Data excerpts:
-*-*-

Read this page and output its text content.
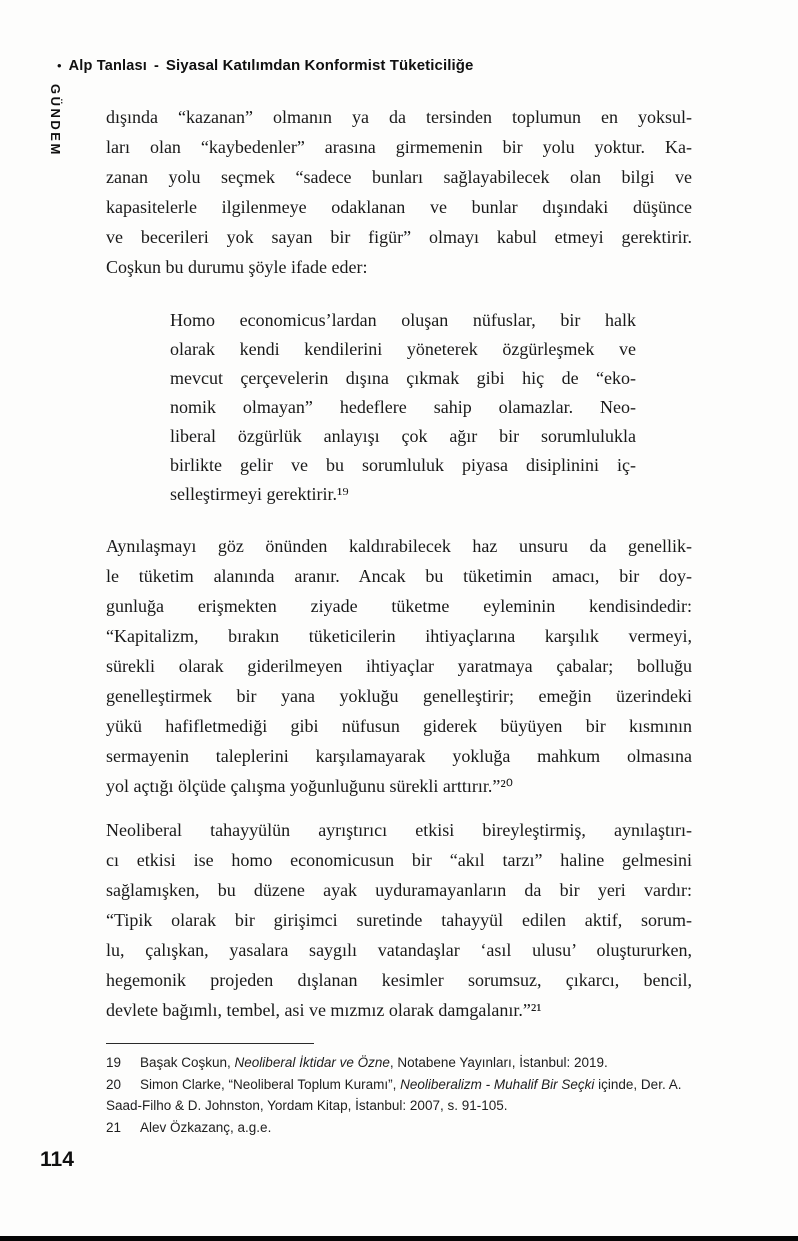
• Alp Tanlası - Siyasal Katılımdan Konformist Tüketiciliğe
GÜNDEM dışında “kazanan” olmanın ya da tersinden toplumun en yoksul-
ları olan “kaybedenler” arasına girmemenin bir yolu yoktur. Ka-
zanan yolu seçmek “sadece bunları sağlayabilecek olan bilgi ve
kapasitelerle ilgilenmeye odaklanan ve bunlar dışındaki düşünce
ve becerileri yok sayan bir figür” olmayı kabul etmeyi gerektirir.
Coşkun bu durumu şöyle ifade eder:
Homo economicus’lardan oluşan nüfuslar, bir halk
olarak kendi kendilerini yöneterek özgürleşmek ve
mevcut çerçevelerin dışına çıkmak gibi hiç de “eko-
nomik olmayan” hedeflere sahip olamazlar. Neo-
liberal özgürlük anlayışı çok ağır bir sorumlulukla
birlikte gelir ve bu sorumluluk piyasa disiplinini iç-
selleştirmeyi gerektirir.¹⁹
Aynılaşmayı göz önünden kaldırabilecek haz unsuru da genellik-
le tüketim alanında aranır. Ancak bu tüketimin amacı, bir doy-
gunluğa erişmekten ziyade tüketme eyleminin kendisindedir:
“Kapitalizm, bırakın tüketicilerin ihtiyaçlarına karşılık vermeyi,
sürekli olarak giderilmeyen ihtiyaçlar yaratmaya çabalar; bolluğu
genelleştirmek bir yana yokluğu genelleştirir; emeğin üzerindeki
yükü hafifletmediği gibi nüfusun giderek büyüyen bir kısmının
sermayenin taleplerini karşılamayarak yokluğa mahkum olmasına
yol açtığı ölçüde çalışma yoğunluğunu sürekli arttırır.”²⁰
Neoliberal tahayyülün ayrıştırıcı etkisi bireyleştirmiş, aynılaştırı-
cı etkisi ise homo economicusun bir “akıl tarzı” haline gelmesini
sağlamışken, bu düzene ayak uyduramayanların da bir yeri vardır:
“Tipik olarak bir girişimci suretinde tahayyül edilen aktif, sorum-
lu, çalışkan, yasalara saygılı vatandaşlar ‘asıl ulusu’ oluştururken,
hegemonik projeden dışlanan kesimler sorumsuz, çıkarcı, bencil,
devlete bağımlı, tembel, asi ve mızmız olarak damgalanır.”²¹
19 Başak Coşkun, Neoliberal İktidar ve Özne, Notabene Yayınları, İstanbul: 2019.
20 Simon Clarke, “Neoliberal Toplum Kuramı”, Neoliberalizm - Muhalif Bir Seçki içinde, Der. A. Saad-Filho & D. Johnston, Yordam Kitap, İstanbul: 2007, s. 91-105.
21 Alev Özkazanç, a.g.e.
114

-*-*-

The task: Copy out all of the data word for word. Do not carry over any picture.

Finished exercise:
Read this page and output its text content.
• Alp Tanlası - Siyasal Katılımdan Konformist Tüketiciliğe
GÜNDEM dışında “kazanan” olmanın ya da tersinden toplumun en yoksul-
ları olan “kaybedenler” arasına girmemenin bir yolu yoktur. Ka-
zanan yolu seçmek “sadece bunları sağlayabilecek olan bilgi ve
kapasitelerle ilgilenmeye odaklanan ve bunlar dışındaki düşünce
ve becerileri yok sayan bir figür” olmayı kabul etmeyi gerektirir.
Coşkun bu durumu şöyle ifade eder:
Homo economicus’lardan oluşan nüfuslar, bir halk
olarak kendi kendilerini yöneterek özgürleşmek ve
mevcut çerçevelerin dışına çıkmak gibi hiç de “eko-
nomik olmayan” hedeflere sahip olamazlar. Neo-
liberal özgürlük anlayışı çok ağır bir sorumlulukla
birlikte gelir ve bu sorumluluk piyasa disiplinini iç-
selleştirmeyi gerektirir.¹⁹
Aynılaşmayı göz önünden kaldırabilecek haz unsuru da genellik-
le tüketim alanında aranır. Ancak bu tüketimin amacı, bir doy-
gunluğa erişmekten ziyade tüketme eyleminin kendisindedir:
“Kapitalizm, bırakın tüketicilerin ihtiyaçlarına karşılık vermeyi,
sürekli olarak giderilmeyen ihtiyaçlar yaratmaya çabalar; bolluğu
genelleştirmek bir yana yokluğu genelleştirir; emeğin üzerindeki
yükü hafifletmediği gibi nüfusun giderek büyüyen bir kısmının
sermayenin taleplerini karşılamayarak yokluğa mahkum olmasına
yol açtığı ölçüde çalışma yoğunluğunu sürekli arttırır.”²⁰
Neoliberal tahayyülün ayrıştırıcı etkisi bireyleştirmiş, aynılaştırı-
cı etkisi ise homo economicusun bir “akıl tarzı” haline gelmesini
sağlamışken, bu düzene ayak uyduramayanların da bir yeri vardır:
“Tipik olarak bir girişimci suretinde tahayyül edilen aktif, sorum-
lu, çalışkan, yasalara saygılı vatandaşlar ‘asıl ulusu’ oluştururken,
hegemonik projeden dışlanan kesimler sorumsuz, çıkarcı, bencil,
devlete bağımlı, tembel, asi ve mızmız olarak damgalanır.”²¹
19 Başak Coşkun, Neoliberal İktidar ve Özne, Notabene Yayınları, İstanbul: 2019.
20 Simon Clarke, “Neoliberal Toplum Kuramı”, Neoliberalizm - Muhalif Bir Seçki içinde, Der. A. Saad-Filho & D. Johnston, Yordam Kitap, İstanbul: 2007, s. 91-105.
21 Alev Özkazanç, a.g.e.
114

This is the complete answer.